GIVEN PROBLEM =>
Your task is to copy the listing exactly. Drop any pictures from the copy.

Chart and figure data:
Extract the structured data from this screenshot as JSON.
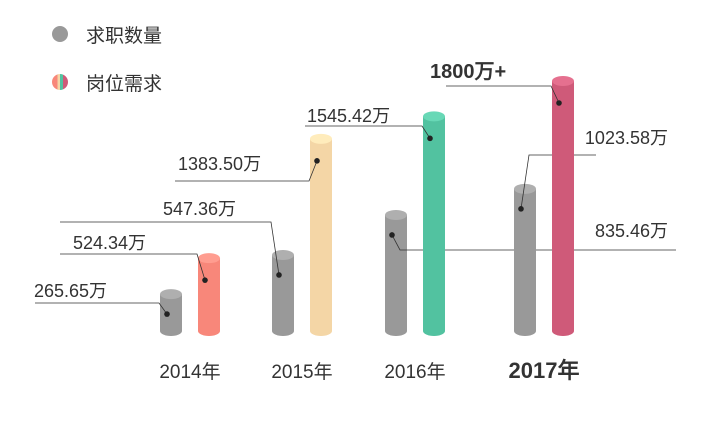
{
  "legend": {
    "demand_count_label": "求职数量",
    "job_positions_label": "岗位需求"
  },
  "colors": {
    "job_seekers": "#999999",
    "y2014": "#f8877a",
    "y2015": "#f4d6a6",
    "y2016": "#52c2a0",
    "y2017": "#cf5a79",
    "leader": "#333333",
    "text": "#333333"
  },
  "chart_data": {
    "type": "bar",
    "categories": [
      "2014年",
      "2015年",
      "2016年",
      "2017年"
    ],
    "series": [
      {
        "name": "求职数量",
        "values": [
          265.65,
          547.36,
          835.46,
          1023.58
        ],
        "labels": [
          "265.65万",
          "547.36万",
          "835.46万",
          "1023.58万"
        ]
      },
      {
        "name": "岗位需求",
        "values": [
          524.34,
          1383.5,
          1545.42,
          1800
        ],
        "labels": [
          "524.34万",
          "1383.50万",
          "1545.42万",
          "1800万+"
        ]
      }
    ],
    "highlight_category": "2017年",
    "legend": "top-left",
    "grid": false
  }
}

FINISHED EXERCISE =>
Extract the structured data from this screenshot as JSON.
{
  "legend": {
    "demand_count_label": "求职数量",
    "job_positions_label": "岗位需求"
  },
  "colors": {
    "job_seekers": "#999999",
    "y2014": "#f8877a",
    "y2015": "#f4d6a6",
    "y2016": "#52c2a0",
    "y2017": "#cf5a79",
    "leader": "#333333",
    "text": "#333333"
  },
  "chart_data": {
    "type": "bar",
    "categories": [
      "2014年",
      "2015年",
      "2016年",
      "2017年"
    ],
    "series": [
      {
        "name": "求职数量",
        "values": [
          265.65,
          547.36,
          835.46,
          1023.58
        ],
        "labels": [
          "265.65万",
          "547.36万",
          "835.46万",
          "1023.58万"
        ]
      },
      {
        "name": "岗位需求",
        "values": [
          524.34,
          1383.5,
          1545.42,
          1800
        ],
        "labels": [
          "524.34万",
          "1383.50万",
          "1545.42万",
          "1800万+"
        ]
      }
    ],
    "highlight_category": "2017年",
    "legend": "top-left",
    "grid": false
  }
}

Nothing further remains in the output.